**** EXERCISE INPUT ****

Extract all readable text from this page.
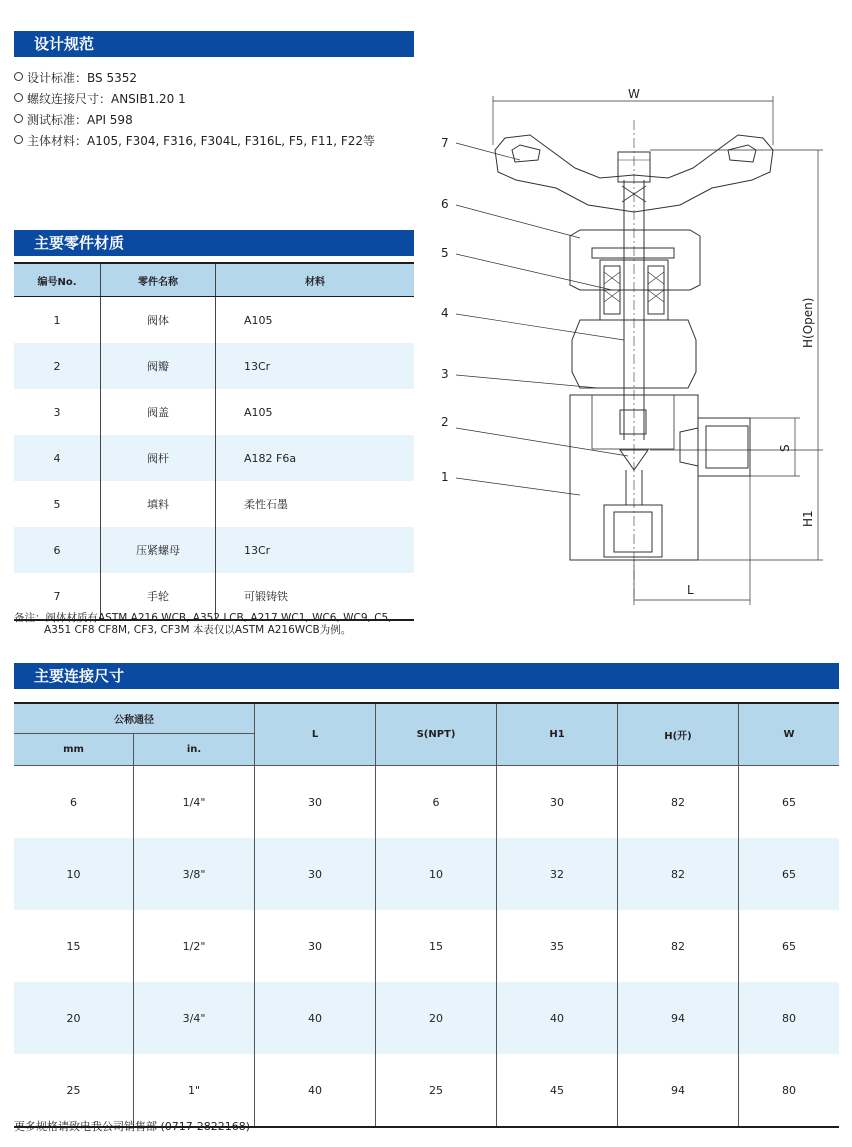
设计规范
设计标准：BS 5352
螺纹连接尺寸：ANSIB1.20 1
测试标准：API 598
主体材料：A105, F304, F316, F304L, F316L, F5, F11, F22等
主要零件材质
编号No.	零件名称	材料
1	阀体	A105
2	阀瓣	13Cr
3	阀盖	A105
4	阀杆	A182 F6a
5	填料	柔性石墨
6	压紧螺母	13Cr
7	手轮	可锻铸铁
备注：阀体材质有ASTM A216 WCB, A352 LCB, A217 WC1, WC6, WC9, C5,
A351 CF8 CF8M, CF3, CF3M 本表仅以ASTM A216WCB为例。
7
6
5
4
3
2
1
W
L
H(Open)
H1
S
主要连接尺寸
公称通径		L	S(NPT)	H1	H(开)	W
mm	in.					
6	1/4"	30	6	30	82	65
10	3/8"	30	10	32	82	65
15	1/2"	30	15	35	82	65
20	3/4"	40	20	40	94	80
25	1"	40	25	45	94	80
更多规格请致电我公司销售部 (0717-2822168)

****

▶ [WHAT YOU ARE ASKED TO DO] Reproduce the entries above exactly. Do not include the images.

▶ [ANSWER TO THE EXERCISE]
Extract all readable text from this page.
设计规范
设计标准：BS 5352
螺纹连接尺寸：ANSIB1.20 1
测试标准：API 598
主体材料：A105, F304, F316, F304L, F316L, F5, F11, F22等
主要零件材质
编号No.	零件名称	材料
1	阀体	A105
2	阀瓣	13Cr
3	阀盖	A105
4	阀杆	A182 F6a
5	填料	柔性石墨
6	压紧螺母	13Cr
7	手轮	可锻铸铁
备注：阀体材质有ASTM A216 WCB, A352 LCB, A217 WC1, WC6, WC9, C5,
A351 CF8 CF8M, CF3, CF3M 本表仅以ASTM A216WCB为例。
7
6
5
4
3
2
1
W
L
H(Open)
H1
S
主要连接尺寸
公称通径		L	S(NPT)	H1	H(开)	W
mm	in.					
6	1/4"	30	6	30	82	65
10	3/8"	30	10	32	82	65
15	1/2"	30	15	35	82	65
20	3/4"	40	20	40	94	80
25	1"	40	25	45	94	80
更多规格请致电我公司销售部 (0717-2822168)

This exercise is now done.